§ **TO DO**
Count every line where "document" occurs. Give the total alone.
— start of DATA TO USE —
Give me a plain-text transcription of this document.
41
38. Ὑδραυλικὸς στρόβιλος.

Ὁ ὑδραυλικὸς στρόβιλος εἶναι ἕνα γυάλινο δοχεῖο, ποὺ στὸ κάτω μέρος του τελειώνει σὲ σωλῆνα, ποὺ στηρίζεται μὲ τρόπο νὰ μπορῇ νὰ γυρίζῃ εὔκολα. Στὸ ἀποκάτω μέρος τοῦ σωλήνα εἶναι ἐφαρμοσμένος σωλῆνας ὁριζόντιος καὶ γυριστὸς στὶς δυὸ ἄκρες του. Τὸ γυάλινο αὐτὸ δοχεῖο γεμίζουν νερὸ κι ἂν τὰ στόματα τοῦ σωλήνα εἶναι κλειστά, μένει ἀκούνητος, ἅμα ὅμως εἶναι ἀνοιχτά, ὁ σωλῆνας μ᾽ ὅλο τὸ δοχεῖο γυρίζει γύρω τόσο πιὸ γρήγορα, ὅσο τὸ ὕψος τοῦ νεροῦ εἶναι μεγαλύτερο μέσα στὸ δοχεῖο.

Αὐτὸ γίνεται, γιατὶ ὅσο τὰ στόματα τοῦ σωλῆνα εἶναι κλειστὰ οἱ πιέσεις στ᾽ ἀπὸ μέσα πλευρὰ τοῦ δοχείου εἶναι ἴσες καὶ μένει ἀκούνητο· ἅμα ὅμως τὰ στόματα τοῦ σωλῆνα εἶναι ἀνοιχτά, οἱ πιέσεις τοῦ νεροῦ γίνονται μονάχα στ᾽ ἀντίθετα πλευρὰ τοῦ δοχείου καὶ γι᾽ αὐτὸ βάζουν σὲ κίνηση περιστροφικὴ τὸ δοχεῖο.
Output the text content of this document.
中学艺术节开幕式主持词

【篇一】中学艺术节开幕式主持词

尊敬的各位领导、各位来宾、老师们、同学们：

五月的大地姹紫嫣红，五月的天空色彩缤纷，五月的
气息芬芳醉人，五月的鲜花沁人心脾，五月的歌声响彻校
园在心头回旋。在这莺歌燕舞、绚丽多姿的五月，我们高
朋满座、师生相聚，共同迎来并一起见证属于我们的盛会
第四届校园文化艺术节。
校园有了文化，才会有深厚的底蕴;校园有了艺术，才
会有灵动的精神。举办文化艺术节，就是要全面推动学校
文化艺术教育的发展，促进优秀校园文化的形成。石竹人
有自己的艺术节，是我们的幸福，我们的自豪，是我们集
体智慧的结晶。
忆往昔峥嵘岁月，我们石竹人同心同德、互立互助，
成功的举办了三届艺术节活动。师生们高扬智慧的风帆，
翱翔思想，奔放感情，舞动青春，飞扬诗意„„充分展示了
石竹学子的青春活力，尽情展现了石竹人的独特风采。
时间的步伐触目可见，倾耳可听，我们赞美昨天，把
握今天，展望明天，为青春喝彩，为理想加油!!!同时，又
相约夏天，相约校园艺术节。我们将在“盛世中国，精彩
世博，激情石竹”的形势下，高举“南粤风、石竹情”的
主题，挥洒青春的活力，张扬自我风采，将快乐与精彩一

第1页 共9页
— end of DATA TO USE —
§ **RESULT OF THE TASK**
2